» Aim of the task: Copy every line of the data that contains the string "image".

» Stored data:
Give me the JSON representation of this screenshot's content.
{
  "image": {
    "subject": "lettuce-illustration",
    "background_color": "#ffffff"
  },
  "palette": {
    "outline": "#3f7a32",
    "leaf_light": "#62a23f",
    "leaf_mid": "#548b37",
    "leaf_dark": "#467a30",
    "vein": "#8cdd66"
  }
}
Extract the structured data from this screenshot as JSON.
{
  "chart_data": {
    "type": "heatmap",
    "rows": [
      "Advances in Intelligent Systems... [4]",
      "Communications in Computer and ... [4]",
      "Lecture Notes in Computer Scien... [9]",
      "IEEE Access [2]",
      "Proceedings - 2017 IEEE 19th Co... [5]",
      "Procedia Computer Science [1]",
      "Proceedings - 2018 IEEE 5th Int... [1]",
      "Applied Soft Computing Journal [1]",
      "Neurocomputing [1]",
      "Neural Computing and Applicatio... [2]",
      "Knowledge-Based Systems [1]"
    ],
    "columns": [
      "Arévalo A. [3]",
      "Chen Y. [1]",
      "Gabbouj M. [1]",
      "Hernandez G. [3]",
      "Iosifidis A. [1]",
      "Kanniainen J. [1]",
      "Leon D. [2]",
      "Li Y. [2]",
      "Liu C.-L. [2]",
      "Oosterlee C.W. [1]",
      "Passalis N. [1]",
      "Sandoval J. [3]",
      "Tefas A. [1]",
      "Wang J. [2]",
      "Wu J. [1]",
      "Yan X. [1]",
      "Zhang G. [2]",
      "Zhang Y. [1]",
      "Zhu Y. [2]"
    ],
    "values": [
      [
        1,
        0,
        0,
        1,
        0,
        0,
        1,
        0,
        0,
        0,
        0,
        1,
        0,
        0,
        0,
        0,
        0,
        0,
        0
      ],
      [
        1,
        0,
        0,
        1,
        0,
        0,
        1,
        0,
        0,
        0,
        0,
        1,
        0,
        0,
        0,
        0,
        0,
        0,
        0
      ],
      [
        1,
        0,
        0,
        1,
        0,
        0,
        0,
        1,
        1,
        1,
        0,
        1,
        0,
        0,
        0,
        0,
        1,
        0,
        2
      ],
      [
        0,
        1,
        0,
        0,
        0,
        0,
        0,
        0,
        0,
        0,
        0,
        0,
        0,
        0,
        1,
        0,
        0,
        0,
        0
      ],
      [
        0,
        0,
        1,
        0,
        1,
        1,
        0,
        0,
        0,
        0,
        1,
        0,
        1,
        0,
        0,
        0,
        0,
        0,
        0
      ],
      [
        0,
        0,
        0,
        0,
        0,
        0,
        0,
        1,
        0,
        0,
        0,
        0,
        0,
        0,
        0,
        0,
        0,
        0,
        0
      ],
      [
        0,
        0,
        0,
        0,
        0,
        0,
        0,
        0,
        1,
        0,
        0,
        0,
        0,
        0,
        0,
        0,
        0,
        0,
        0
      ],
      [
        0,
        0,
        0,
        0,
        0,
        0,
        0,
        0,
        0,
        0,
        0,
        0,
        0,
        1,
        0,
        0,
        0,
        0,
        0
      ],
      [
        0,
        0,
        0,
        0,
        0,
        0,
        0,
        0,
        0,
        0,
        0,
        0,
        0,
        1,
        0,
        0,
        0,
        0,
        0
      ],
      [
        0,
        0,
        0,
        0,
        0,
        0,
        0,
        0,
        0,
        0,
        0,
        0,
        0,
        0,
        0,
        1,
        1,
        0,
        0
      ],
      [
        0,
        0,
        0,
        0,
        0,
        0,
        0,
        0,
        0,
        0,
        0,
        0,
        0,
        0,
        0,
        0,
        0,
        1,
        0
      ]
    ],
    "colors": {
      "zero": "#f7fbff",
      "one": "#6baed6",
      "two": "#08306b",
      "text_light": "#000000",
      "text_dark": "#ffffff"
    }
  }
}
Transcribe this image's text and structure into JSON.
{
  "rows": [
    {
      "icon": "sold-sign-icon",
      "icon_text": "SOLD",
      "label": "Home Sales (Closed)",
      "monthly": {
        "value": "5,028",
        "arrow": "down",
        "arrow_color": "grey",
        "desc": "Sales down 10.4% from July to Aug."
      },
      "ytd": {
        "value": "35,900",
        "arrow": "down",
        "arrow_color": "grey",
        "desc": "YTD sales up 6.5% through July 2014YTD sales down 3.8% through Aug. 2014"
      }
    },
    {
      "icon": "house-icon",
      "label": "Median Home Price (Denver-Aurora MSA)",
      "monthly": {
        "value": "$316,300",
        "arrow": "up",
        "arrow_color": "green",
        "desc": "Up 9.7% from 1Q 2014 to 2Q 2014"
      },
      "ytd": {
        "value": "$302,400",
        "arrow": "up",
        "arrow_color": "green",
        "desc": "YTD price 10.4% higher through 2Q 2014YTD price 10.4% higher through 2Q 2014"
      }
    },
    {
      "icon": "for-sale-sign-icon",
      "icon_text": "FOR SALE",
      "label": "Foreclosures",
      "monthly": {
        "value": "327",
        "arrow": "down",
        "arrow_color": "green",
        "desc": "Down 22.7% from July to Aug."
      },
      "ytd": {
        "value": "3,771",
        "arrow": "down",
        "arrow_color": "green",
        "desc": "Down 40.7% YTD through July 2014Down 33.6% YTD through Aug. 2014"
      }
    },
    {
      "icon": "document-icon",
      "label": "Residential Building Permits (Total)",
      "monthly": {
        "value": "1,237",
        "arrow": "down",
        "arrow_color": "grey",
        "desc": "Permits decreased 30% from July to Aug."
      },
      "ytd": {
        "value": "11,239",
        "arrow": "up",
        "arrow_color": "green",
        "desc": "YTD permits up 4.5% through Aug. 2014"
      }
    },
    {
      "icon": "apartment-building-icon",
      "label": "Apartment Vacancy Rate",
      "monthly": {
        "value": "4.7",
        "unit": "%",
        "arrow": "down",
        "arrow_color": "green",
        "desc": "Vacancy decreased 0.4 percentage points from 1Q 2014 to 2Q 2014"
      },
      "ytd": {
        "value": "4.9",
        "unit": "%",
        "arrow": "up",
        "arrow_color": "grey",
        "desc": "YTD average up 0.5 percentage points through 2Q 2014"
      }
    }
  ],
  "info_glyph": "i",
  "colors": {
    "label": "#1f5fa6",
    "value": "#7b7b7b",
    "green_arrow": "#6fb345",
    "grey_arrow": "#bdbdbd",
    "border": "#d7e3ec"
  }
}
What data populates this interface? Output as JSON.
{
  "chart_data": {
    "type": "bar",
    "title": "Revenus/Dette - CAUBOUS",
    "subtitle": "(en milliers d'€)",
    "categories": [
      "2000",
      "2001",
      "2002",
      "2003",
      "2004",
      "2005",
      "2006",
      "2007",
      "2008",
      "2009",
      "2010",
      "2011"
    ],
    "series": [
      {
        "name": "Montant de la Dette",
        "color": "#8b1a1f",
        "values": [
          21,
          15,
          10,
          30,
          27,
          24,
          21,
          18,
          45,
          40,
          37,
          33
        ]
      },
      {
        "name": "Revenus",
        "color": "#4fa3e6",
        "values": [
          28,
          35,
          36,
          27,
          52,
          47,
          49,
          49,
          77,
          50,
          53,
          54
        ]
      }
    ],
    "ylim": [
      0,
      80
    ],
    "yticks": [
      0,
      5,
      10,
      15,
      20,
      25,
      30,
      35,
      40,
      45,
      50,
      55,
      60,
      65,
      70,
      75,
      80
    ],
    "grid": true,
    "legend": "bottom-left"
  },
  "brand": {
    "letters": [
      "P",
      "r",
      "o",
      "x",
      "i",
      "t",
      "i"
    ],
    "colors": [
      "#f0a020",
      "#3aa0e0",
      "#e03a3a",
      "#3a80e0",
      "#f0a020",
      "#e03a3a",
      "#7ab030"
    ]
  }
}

» Task response:
  "image": {
Transcribe this image's text and structure into JSON.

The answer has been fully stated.